• Stated exercise: Without the images, write out all of the following entries exactly.

Dataset entries on figures:

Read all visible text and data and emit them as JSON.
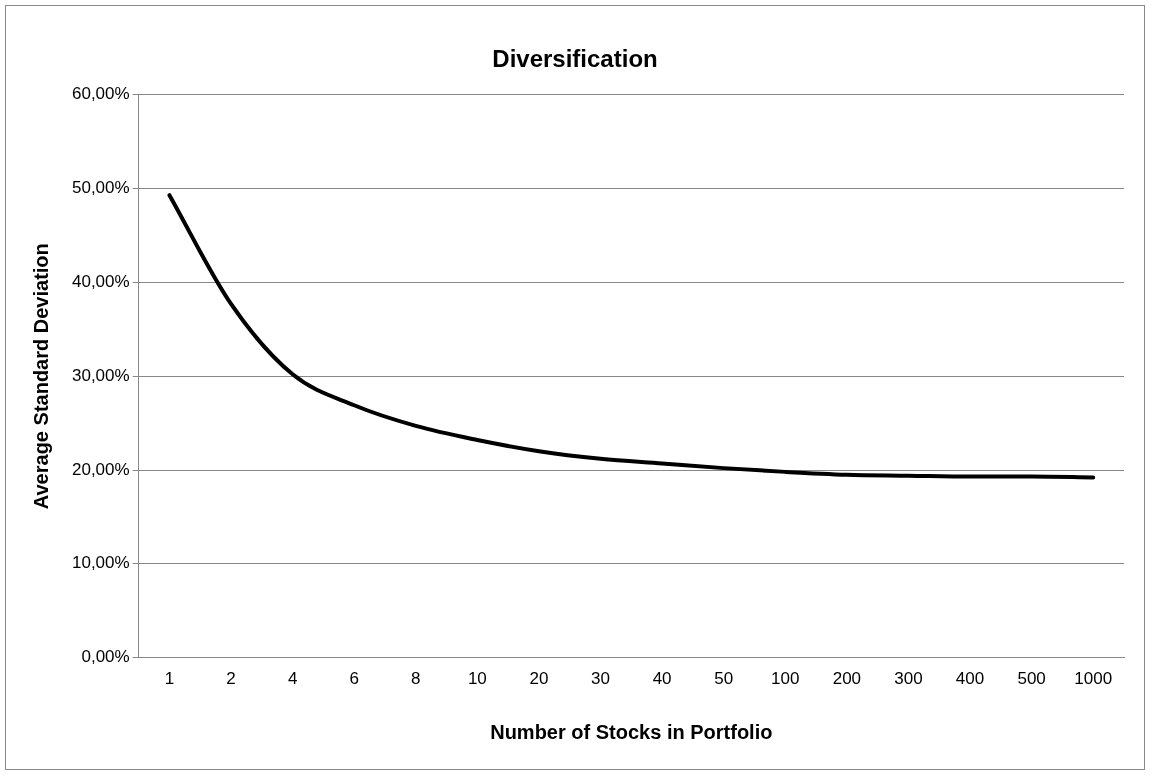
{
  "chart_data": {
    "type": "line",
    "title": "Diversification",
    "xlabel": "Number of Stocks in Portfolio",
    "ylabel": "Average Standard Deviation",
    "categories": [
      "1",
      "2",
      "4",
      "6",
      "8",
      "10",
      "20",
      "30",
      "40",
      "50",
      "100",
      "200",
      "300",
      "400",
      "500",
      "1000"
    ],
    "series": [
      {
        "color": "#000000",
        "values": [
          49.3,
          37.7,
          30.2,
          26.9,
          24.7,
          23.2,
          22.0,
          21.2,
          20.7,
          20.2,
          19.8,
          19.5,
          19.4,
          19.3,
          19.3,
          19.2
        ]
      }
    ],
    "ylim": [
      0,
      60
    ],
    "yticks": [
      {
        "value": 0,
        "label": "0,00%"
      },
      {
        "value": 10,
        "label": "10,00%"
      },
      {
        "value": 20,
        "label": "20,00%"
      },
      {
        "value": 30,
        "label": "30,00%"
      },
      {
        "value": 40,
        "label": "40,00%"
      },
      {
        "value": 50,
        "label": "50,00%"
      },
      {
        "value": 60,
        "label": "60,00%"
      }
    ],
    "grid": "y",
    "legend": false,
    "marker": "none",
    "line_style": "solid"
  }
}
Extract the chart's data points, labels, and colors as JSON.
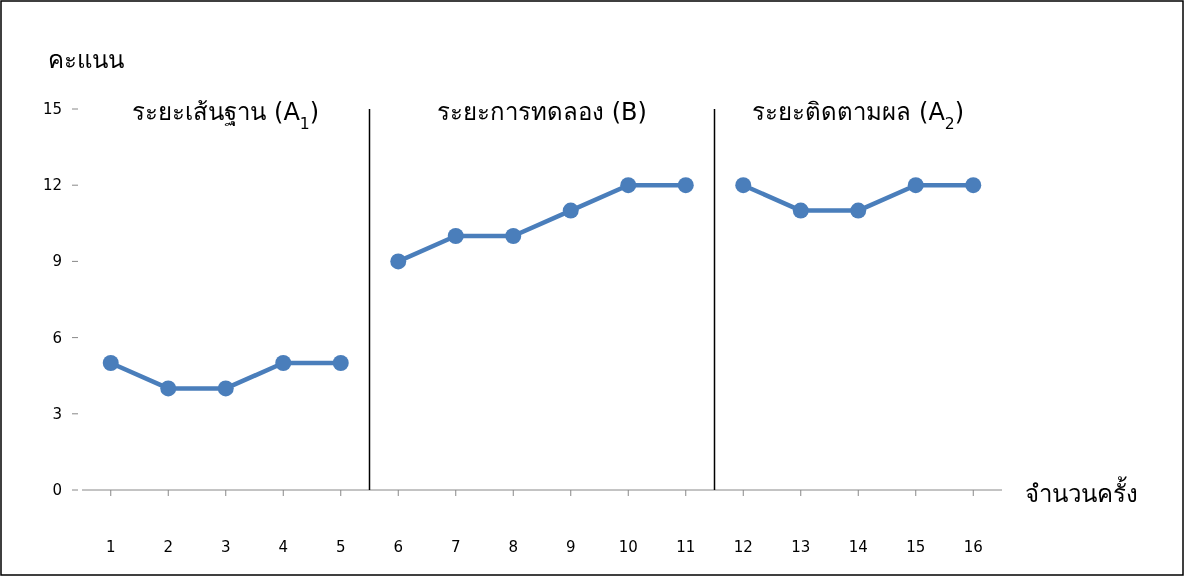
{
  "chart_data": {
    "type": "line",
    "ylabel": "คะแนน",
    "xlabel": "จำนวนครั้ง",
    "categories": [
      "1",
      "2",
      "3",
      "4",
      "5",
      "6",
      "7",
      "8",
      "9",
      "10",
      "11",
      "12",
      "13",
      "14",
      "15",
      "16"
    ],
    "series": [
      {
        "color": "#4a7ebb",
        "values": [
          5,
          4,
          4,
          5,
          5,
          null,
          null,
          null,
          null,
          null,
          null,
          null,
          null,
          null,
          null,
          null
        ]
      },
      {
        "color": "#4a7ebb",
        "values": [
          null,
          null,
          null,
          null,
          null,
          9,
          10,
          10,
          11,
          12,
          12,
          null,
          null,
          null,
          null,
          null
        ]
      },
      {
        "color": "#4a7ebb",
        "values": [
          null,
          null,
          null,
          null,
          null,
          null,
          null,
          null,
          null,
          null,
          null,
          12,
          11,
          11,
          12,
          12
        ]
      }
    ],
    "ylim": [
      0,
      15
    ],
    "yticks": [
      0,
      3,
      6,
      9,
      12,
      15
    ],
    "annotations": [
      "ระยะเส้นฐาน (A$_{1}$)",
      "ระยะการทดลอง (B)",
      "ระยะติดตามผล (A$_{2}$)"
    ],
    "marker": "circle",
    "line_style": "solid"
  }
}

• The response:
Read all visible text and data and emit them as JSON.
{
  "chart_data": {
    "type": "line",
    "title": "Diversification",
    "xlabel": "Number of Stocks in Portfolio",
    "ylabel": "Average Standard Deviation",
    "categories": [
      "1",
      "2",
      "4",
      "6",
      "8",
      "10",
      "20",
      "30",
      "40",
      "50",
      "100",
      "200",
      "300",
      "400",
      "500",
      "1000"
    ],
    "series": [
      {
        "color": "#000000",
        "values": [
          49.3,
          37.7,
          30.2,
          26.9,
          24.7,
          23.2,
          22.0,
          21.2,
          20.7,
          20.2,
          19.8,
          19.5,
          19.4,
          19.3,
          19.3,
          19.2
        ]
      }
    ],
    "ylim": [
      0,
      60
    ],
    "yticks": [
      {
        "value": 0,
        "label": "0,00%"
      },
      {
        "value": 10,
        "label": "10,00%"
      },
      {
        "value": 20,
        "label": "20,00%"
      },
      {
        "value": 30,
        "label": "30,00%"
      },
      {
        "value": 40,
        "label": "40,00%"
      },
      {
        "value": 50,
        "label": "50,00%"
      },
      {
        "value": 60,
        "label": "60,00%"
      }
    ],
    "grid": "y",
    "legend": false,
    "marker": "none",
    "line_style": "solid"
  }
}
Extract the chart's data points, labels, and colors as JSON.
{
  "chart_data": {
    "type": "line",
    "ylabel": "คะแนน",
    "xlabel": "จำนวนครั้ง",
    "categories": [
      "1",
      "2",
      "3",
      "4",
      "5",
      "6",
      "7",
      "8",
      "9",
      "10",
      "11",
      "12",
      "13",
      "14",
      "15",
      "16"
    ],
    "series": [
      {
        "color": "#4a7ebb",
        "values": [
          5,
          4,
          4,
          5,
          5,
          null,
          null,
          null,
          null,
          null,
          null,
          null,
          null,
          null,
          null,
          null
        ]
      },
      {
        "color": "#4a7ebb",
        "values": [
          null,
          null,
          null,
          null,
          null,
          9,
          10,
          10,
          11,
          12,
          12,
          null,
          null,
          null,
          null,
          null
        ]
      },
      {
        "color": "#4a7ebb",
        "values": [
          null,
          null,
          null,
          null,
          null,
          null,
          null,
          null,
          null,
          null,
          null,
          12,
          11,
          11,
          12,
          12
        ]
      }
    ],
    "ylim": [
      0,
      15
    ],
    "yticks": [
      0,
      3,
      6,
      9,
      12,
      15
    ],
    "annotations": [
      "ระยะเส้นฐาน (A$_{1}$)",
      "ระยะการทดลอง (B)",
      "ระยะติดตามผล (A$_{2}$)"
    ],
    "marker": "circle",
    "line_style": "solid"
  }
}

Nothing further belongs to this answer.